| DATA FOR THIS TASK |

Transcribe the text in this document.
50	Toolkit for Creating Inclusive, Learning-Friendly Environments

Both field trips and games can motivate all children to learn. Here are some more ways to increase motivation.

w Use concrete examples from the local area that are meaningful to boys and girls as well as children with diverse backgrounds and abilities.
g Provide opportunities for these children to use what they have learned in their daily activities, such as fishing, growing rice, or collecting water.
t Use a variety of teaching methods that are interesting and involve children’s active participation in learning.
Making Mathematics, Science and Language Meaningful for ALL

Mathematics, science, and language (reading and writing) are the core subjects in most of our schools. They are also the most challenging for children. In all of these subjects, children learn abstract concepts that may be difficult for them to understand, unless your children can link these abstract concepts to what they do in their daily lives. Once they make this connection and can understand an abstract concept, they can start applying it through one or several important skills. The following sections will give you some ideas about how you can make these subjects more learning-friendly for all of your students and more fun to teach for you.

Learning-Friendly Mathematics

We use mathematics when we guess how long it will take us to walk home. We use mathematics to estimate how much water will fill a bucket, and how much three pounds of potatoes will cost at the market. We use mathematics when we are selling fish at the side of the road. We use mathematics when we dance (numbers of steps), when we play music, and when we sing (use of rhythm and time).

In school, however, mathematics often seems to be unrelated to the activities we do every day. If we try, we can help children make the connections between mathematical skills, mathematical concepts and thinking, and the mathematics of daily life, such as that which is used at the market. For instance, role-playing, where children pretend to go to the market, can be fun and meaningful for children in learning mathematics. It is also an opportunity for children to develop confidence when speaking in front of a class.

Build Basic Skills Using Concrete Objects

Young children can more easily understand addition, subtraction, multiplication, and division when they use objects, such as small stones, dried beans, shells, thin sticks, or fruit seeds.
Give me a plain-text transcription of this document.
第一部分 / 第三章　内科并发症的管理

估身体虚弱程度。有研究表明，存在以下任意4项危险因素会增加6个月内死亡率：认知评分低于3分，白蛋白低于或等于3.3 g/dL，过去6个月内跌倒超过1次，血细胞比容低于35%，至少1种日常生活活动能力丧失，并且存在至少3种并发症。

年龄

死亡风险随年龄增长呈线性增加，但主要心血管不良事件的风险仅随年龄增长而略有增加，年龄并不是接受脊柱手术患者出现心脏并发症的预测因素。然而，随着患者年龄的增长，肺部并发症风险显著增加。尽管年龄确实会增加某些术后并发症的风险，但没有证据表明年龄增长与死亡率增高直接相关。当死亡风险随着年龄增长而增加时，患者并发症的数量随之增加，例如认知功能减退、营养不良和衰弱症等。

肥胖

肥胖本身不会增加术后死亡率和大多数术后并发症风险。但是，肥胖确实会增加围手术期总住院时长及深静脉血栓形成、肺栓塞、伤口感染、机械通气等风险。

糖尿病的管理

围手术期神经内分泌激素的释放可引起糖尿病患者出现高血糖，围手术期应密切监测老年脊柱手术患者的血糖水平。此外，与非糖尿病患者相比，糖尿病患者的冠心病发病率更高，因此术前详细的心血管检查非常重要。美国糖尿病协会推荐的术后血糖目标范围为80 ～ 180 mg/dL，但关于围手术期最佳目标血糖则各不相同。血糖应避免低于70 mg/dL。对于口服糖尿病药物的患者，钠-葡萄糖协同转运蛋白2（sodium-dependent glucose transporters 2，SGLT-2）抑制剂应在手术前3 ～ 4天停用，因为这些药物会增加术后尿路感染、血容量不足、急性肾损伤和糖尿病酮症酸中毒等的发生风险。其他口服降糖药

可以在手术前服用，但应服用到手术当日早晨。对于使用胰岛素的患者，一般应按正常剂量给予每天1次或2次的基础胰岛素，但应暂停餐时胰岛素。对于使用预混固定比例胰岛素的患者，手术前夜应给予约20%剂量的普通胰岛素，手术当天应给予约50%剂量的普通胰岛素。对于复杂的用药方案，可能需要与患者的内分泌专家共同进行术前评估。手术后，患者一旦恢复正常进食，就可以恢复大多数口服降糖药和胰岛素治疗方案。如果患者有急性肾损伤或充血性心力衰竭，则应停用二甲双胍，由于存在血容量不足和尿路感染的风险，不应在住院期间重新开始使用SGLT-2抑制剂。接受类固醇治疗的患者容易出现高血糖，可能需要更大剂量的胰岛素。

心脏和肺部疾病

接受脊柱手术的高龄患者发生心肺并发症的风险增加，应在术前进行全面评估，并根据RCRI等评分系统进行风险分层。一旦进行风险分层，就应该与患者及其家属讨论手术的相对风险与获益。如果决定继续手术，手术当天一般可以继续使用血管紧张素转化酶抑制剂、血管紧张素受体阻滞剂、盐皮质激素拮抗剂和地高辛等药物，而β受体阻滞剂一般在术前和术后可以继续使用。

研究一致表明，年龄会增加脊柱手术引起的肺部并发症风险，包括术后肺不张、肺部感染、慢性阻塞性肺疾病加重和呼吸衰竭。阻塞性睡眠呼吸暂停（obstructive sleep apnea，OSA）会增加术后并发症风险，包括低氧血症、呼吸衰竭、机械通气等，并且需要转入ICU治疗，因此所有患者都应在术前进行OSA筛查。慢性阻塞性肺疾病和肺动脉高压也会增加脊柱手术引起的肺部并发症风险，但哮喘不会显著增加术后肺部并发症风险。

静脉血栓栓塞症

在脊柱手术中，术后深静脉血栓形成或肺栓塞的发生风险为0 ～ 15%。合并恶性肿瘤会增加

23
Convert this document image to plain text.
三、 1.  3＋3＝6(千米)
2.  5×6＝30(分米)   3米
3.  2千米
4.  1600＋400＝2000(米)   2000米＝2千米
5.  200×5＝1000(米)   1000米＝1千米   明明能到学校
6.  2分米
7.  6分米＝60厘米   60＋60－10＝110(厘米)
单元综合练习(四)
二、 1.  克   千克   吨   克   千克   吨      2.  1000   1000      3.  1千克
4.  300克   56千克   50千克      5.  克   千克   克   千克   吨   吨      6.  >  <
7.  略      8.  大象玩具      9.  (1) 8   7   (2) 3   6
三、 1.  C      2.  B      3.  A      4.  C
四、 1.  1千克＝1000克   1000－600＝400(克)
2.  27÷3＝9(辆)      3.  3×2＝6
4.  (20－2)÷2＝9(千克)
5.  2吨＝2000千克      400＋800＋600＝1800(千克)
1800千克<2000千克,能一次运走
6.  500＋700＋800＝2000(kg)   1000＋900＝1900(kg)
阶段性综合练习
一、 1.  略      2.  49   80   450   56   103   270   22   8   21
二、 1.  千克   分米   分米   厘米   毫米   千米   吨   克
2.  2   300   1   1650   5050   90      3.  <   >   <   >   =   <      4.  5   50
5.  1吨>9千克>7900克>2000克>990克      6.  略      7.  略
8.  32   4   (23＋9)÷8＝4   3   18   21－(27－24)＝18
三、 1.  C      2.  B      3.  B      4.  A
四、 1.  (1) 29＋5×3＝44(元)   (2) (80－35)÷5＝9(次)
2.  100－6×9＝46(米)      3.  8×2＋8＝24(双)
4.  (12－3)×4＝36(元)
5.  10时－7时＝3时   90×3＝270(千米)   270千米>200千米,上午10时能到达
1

| JOB |
Gather all lines with the string "plain" from the data.

| EXPECTED ANSWER |
Give me a plain-text transcription of this document.
Convert this document image to plain text.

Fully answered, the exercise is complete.